:: Reading text ::
====

From there on, customers are made to believe that they are responsible for this performance related issue and they will have to live with this delay (problem).
For a majority of the entry or junior level professionals, they ain't put themselves in the shoes of a customer and because of the SLA pressures, they close the ticket as soon as possible, without actually resolving it. 
This behaviour causes a lot of difficulties for customers to continue with their day to day work.
I have heard from users of system something like this (given below), which will be a surprise (alas!!!), but not for them.
  1. When I run the report, this report will take 10 minutes to load and I will use this time as my coffee break (wow!!!)
  2. During the shift change period, as part of hand over both shift employees will be present and hence we assumed system would perform slow due to the increase in number of users at that time (phew!!!)
    1. So, users put themselves in the shoes of a developer, empathise and are living with problems
So, it is very important for developers to know that people won't easily give feedback (in terms of reporting issues), especially when something related to performance. However, internally their  opinion about system will change, which is:  "System will always be slow and I will have to live with it".  

Always, remember this. 
Customers don’t expect you to be perfect. They do expect you to fix things when they go wrong. - Donald Porter
If you are not listening, somebody will 
Customers don't lie and will have to take their words as is 
I have been in this place at earlier stages of my career. But, when customers say that they have a problem, then they have a problem. We will have to agree (believe) to that and move on. Only then, we could help customers. By defending ourselves, we will only let down our customers, which nobody wants.

As a service provider, you will have to monitor a little performance related metrics to keep your customers happy
  1. DDOS (Distributed Denial Of Service) attacks recorded in firewall at that time
  2. Network bandwidth usage/ latency at that time
  3. Have you done reverse DNS at your server network?
    1. Use mtr (Matt's trace route) to check the network connectivity is properly working from/ to mutually
  4. Do you see any similarity when problems are reported?
    1. Specific days (When invoices are generated for that month)
    2. Specific timing of the day (When people login for the day/ logout for the day)
    3. When specific modules are accessed (A work allocation planner program that generates task schedule for all machines in a manufacturing plant)

====

:: Stated goal ::
Reproduce verbatim everything in the text on performance complaints from "2. Specific timing" down to "a manufacturing plant)".

:: Entries provided ::

====

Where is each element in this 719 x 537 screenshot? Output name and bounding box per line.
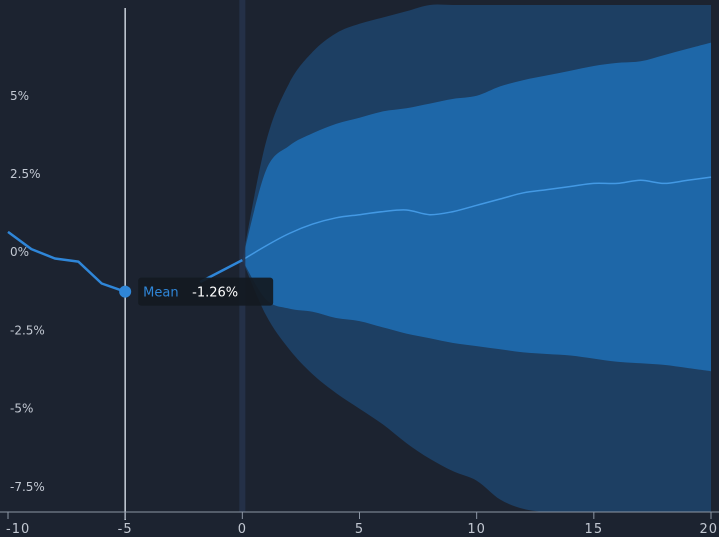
y-tick-label: -5% <box>10 402 33 416</box>
tooltip: Mean -1.26% <box>138 277 274 306</box>
inner-confidence-band <box>242 42 712 372</box>
x-axis: -10 -5 0 5 10 15 20 <box>6 512 718 537</box>
x-tick-label: 15 <box>585 522 604 537</box>
y-tick-label: 2.5% <box>10 167 41 181</box>
tooltip-value: -1.26% <box>192 286 238 301</box>
y-tick-label: 0% <box>10 245 29 259</box>
x-tick-label: 0 <box>238 522 247 537</box>
x-tick-label: -5 <box>118 522 133 537</box>
x-tick-label: 20 <box>699 522 718 537</box>
y-axis: 5% 2.5% 0% -2.5% -5% -7.5% <box>10 89 45 494</box>
tooltip-box <box>138 277 274 306</box>
y-tick-label: -7.5% <box>10 480 45 494</box>
mean-forecast-line <box>241 176 712 261</box>
tooltip-series-label: Mean <box>143 286 178 301</box>
y-tick-label: -2.5% <box>10 323 45 337</box>
x-tick-label: 5 <box>355 522 364 537</box>
hover-point[interactable] <box>119 285 132 298</box>
x-tick-label: 10 <box>467 522 486 537</box>
history-line <box>7 230 126 293</box>
x-tick-label: -10 <box>6 522 30 537</box>
y-tick-label: 5% <box>10 89 29 103</box>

====

:: Final answer ::
2. Specific timing of the day (When people login for the day/ logout for the day)
    3. When specific modules are accessed (A work allocation planner program that generates task schedule for all machines in a manufacturing plant)